EXERCISE DIRECTIONS:
Lines containing "市街化区域人口密度" are to be counted. Give the number and nothing more.
---------- PROVIDED ENTRIES ----------
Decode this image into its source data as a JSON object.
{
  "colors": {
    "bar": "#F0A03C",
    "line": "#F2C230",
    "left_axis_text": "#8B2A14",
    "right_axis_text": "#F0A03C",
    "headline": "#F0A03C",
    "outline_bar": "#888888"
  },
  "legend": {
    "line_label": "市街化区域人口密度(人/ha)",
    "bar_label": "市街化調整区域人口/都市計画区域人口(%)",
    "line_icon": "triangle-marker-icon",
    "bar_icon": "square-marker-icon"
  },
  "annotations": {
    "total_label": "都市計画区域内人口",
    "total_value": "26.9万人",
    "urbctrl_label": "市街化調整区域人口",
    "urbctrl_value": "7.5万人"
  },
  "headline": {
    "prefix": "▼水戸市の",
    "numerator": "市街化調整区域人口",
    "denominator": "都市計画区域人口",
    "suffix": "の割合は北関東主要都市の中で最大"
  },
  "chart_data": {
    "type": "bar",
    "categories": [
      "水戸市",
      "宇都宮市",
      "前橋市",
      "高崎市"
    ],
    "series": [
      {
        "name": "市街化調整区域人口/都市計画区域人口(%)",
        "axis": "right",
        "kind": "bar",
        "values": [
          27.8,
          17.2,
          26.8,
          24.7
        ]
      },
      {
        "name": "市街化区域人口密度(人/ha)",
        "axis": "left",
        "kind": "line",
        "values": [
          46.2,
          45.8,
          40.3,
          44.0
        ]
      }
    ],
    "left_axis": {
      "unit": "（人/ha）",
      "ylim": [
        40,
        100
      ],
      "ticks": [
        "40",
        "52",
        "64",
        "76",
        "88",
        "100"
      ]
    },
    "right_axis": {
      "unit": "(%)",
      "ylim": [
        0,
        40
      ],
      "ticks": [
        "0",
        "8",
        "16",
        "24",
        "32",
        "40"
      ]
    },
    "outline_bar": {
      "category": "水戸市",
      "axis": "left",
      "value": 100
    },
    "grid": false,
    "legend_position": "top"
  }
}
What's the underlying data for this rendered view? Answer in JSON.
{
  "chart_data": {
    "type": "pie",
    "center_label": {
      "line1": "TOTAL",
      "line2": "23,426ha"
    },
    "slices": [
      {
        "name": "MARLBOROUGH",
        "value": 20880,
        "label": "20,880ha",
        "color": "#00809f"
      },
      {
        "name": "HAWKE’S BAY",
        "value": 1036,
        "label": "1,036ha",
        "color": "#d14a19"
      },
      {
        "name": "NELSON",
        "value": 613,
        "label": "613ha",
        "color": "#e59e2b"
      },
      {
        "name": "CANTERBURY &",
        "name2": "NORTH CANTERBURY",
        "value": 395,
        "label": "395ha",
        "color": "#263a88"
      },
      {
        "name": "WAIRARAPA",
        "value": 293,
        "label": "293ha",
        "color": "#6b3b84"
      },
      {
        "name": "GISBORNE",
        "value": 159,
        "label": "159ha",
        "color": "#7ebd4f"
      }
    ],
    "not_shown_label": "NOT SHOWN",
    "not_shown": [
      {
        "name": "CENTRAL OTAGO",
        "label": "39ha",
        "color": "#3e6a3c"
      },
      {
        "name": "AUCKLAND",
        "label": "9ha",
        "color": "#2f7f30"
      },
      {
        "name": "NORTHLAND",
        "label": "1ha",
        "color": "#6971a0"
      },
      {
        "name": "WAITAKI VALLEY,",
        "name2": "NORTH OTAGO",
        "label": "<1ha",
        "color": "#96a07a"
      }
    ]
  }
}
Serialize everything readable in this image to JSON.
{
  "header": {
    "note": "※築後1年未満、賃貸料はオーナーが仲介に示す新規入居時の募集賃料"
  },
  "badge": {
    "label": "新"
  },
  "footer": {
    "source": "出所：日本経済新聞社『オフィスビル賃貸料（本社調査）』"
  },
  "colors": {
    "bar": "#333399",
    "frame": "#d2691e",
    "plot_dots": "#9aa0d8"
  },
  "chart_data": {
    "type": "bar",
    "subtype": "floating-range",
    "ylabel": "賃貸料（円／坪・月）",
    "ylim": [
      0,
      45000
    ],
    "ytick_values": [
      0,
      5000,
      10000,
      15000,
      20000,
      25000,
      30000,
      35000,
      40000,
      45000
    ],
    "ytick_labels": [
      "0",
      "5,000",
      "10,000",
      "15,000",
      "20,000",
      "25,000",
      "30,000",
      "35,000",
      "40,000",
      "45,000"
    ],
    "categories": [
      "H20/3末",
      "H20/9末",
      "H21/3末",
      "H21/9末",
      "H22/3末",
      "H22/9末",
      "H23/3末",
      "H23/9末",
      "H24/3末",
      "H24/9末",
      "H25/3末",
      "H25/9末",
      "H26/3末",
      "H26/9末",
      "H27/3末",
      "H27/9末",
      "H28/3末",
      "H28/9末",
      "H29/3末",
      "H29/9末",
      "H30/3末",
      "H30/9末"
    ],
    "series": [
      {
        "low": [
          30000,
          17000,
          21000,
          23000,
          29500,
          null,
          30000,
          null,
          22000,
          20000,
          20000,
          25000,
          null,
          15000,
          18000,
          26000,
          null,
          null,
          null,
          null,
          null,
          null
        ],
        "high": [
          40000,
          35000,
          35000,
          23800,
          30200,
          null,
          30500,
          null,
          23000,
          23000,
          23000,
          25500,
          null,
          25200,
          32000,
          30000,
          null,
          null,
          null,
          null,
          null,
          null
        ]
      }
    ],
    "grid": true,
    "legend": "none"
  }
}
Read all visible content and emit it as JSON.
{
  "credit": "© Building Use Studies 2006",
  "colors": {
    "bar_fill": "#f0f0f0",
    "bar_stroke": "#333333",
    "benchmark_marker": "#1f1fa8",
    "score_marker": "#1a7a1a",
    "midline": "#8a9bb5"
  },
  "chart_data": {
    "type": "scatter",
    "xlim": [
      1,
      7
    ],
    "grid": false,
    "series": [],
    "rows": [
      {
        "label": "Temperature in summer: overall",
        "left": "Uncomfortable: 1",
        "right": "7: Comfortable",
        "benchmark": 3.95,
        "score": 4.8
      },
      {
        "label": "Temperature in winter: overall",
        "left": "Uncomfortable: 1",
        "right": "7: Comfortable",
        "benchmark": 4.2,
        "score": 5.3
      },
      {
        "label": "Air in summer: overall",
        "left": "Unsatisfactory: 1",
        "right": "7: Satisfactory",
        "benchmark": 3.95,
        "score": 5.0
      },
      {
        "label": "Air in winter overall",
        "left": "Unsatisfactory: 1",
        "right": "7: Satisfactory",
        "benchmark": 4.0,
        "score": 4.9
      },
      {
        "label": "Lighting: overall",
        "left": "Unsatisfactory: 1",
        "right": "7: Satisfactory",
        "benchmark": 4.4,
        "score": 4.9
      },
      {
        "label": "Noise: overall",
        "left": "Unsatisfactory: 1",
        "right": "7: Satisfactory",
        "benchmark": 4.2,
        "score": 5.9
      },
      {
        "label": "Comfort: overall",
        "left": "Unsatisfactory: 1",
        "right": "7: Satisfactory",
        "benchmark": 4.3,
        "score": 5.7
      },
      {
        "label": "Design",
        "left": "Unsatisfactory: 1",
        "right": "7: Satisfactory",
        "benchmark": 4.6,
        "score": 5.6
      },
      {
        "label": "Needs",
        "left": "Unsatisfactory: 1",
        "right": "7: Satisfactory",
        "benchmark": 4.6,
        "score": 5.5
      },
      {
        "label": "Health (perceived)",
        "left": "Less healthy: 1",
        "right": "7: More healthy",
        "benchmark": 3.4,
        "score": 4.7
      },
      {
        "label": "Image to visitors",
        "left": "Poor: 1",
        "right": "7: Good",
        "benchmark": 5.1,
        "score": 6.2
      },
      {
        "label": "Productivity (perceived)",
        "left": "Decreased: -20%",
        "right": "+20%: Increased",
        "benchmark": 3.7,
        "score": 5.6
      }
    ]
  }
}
----------
THE ANSWER:
2